(Collected data)
______
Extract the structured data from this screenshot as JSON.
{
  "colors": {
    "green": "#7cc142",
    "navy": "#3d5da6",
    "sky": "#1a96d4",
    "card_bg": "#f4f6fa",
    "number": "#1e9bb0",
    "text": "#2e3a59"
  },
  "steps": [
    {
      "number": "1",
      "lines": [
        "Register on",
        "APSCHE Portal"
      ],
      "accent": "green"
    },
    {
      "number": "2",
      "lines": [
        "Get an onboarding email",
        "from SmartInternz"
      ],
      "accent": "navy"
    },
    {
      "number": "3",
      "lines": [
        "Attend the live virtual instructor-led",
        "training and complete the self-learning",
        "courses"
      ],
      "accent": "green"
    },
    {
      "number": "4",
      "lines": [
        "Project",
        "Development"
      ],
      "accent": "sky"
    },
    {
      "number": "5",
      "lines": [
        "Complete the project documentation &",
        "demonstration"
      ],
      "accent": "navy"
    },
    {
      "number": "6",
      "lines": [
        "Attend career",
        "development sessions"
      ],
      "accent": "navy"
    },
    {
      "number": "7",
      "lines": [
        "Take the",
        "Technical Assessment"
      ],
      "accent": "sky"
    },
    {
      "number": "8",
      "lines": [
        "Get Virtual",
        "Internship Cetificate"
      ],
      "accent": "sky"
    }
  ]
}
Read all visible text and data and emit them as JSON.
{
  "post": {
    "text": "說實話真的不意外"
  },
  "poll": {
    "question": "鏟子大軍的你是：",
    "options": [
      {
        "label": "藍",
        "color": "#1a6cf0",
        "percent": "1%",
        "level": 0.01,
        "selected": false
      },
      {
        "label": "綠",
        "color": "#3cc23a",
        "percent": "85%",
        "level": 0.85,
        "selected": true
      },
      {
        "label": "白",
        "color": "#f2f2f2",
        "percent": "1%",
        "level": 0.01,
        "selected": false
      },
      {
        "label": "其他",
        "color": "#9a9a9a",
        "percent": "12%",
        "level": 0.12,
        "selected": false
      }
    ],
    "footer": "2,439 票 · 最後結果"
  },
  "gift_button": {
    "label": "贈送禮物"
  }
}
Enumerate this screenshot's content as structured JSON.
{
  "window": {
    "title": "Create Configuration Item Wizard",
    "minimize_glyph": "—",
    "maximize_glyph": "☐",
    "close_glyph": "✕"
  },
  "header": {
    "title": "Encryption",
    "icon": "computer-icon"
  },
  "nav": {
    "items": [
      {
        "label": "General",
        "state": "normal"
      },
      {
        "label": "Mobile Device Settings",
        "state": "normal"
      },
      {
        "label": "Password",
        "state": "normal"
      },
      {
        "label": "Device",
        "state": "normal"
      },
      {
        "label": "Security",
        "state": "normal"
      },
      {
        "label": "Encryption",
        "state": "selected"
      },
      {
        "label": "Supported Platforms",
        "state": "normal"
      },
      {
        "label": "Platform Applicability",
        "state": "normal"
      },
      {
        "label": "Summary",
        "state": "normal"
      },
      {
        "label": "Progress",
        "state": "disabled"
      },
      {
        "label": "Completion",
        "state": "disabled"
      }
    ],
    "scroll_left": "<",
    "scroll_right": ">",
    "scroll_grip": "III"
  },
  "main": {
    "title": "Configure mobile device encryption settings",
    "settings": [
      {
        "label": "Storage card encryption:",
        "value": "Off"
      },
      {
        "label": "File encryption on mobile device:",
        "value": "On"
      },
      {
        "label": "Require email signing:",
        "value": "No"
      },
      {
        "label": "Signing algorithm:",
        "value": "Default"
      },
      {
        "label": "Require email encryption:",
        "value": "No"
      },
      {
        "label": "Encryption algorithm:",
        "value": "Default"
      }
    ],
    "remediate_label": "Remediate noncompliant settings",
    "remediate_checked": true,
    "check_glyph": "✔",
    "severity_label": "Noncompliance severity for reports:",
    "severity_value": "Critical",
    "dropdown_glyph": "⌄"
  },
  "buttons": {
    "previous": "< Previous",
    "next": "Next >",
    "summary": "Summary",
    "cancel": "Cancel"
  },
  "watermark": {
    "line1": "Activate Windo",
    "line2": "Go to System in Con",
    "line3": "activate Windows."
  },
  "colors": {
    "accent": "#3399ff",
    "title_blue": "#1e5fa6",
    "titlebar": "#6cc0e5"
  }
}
______
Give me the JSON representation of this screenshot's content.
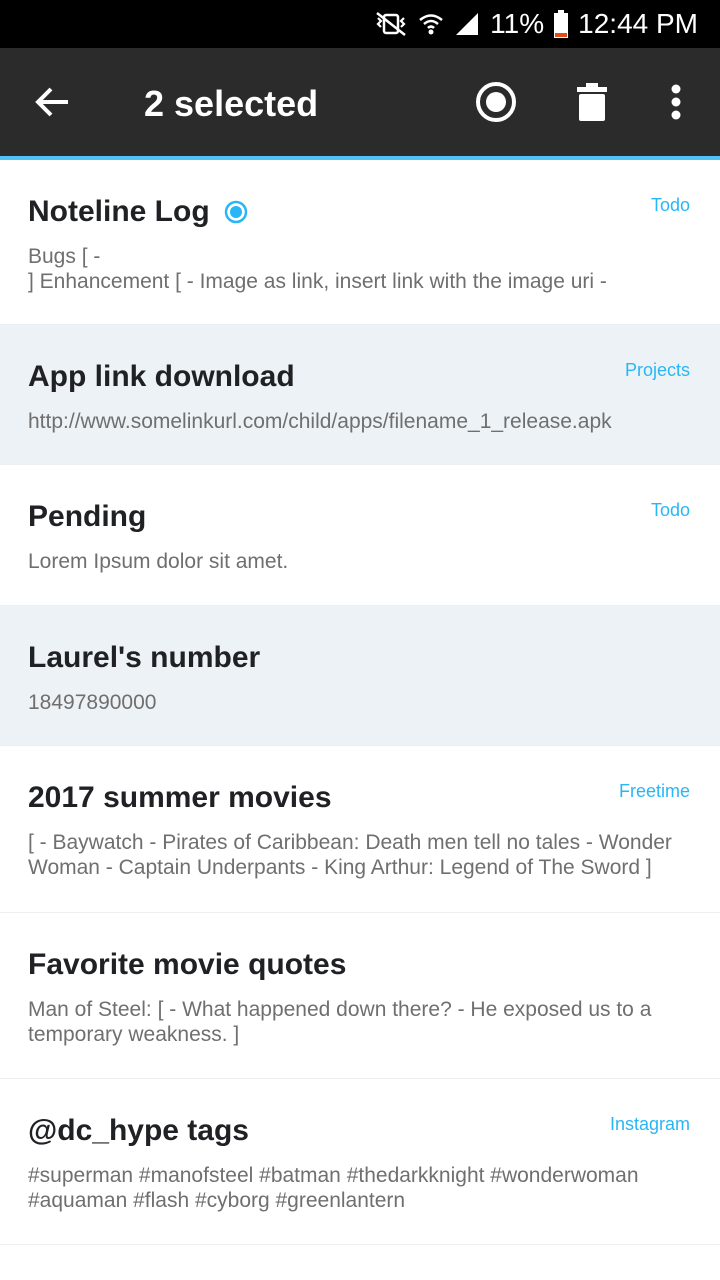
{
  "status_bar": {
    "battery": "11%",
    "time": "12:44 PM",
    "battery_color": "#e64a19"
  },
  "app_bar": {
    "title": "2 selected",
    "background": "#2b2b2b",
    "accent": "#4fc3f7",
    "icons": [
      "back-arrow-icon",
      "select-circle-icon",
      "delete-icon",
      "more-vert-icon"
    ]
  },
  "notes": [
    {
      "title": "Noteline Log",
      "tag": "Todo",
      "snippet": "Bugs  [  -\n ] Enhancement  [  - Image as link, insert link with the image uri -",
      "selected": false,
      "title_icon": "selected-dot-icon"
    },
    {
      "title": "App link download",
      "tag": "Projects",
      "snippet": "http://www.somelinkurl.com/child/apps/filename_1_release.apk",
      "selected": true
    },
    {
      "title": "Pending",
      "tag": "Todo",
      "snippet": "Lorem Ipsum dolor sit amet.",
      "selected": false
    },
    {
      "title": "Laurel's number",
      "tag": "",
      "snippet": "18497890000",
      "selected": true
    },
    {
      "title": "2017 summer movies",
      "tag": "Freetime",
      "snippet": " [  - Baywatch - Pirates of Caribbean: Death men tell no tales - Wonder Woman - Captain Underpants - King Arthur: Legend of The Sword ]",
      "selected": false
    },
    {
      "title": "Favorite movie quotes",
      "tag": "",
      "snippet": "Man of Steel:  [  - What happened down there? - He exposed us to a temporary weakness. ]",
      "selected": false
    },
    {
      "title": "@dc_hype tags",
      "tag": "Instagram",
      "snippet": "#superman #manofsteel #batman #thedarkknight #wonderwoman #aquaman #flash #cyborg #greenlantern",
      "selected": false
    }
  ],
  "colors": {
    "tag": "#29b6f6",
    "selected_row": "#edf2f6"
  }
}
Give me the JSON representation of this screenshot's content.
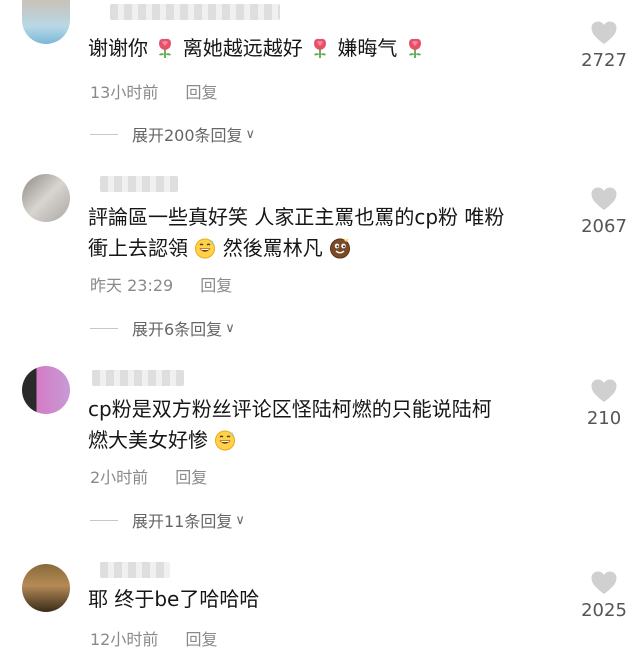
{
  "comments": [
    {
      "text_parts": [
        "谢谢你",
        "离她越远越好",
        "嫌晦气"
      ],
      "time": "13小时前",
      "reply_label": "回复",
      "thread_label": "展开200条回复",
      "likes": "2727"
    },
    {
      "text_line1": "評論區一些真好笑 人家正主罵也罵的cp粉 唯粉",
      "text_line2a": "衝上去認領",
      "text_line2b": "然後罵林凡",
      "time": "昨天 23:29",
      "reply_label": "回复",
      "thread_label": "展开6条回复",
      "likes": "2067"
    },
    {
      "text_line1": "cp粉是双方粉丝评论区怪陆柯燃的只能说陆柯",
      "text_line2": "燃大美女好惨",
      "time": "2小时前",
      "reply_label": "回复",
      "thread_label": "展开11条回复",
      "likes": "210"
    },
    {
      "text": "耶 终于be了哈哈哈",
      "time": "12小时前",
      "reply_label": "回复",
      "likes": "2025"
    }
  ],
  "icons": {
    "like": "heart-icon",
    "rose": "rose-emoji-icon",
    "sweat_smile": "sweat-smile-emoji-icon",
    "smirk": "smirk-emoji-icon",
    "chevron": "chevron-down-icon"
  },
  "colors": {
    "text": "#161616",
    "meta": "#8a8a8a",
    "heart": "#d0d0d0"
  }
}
______
WORK REQUIRED>
Find the word "email" in the material, then list each line that holds it.

TASK OUTPUT>
        "Get an onboarding email",
        "label": "Require email signing:",
        "label": "Require email encryption:",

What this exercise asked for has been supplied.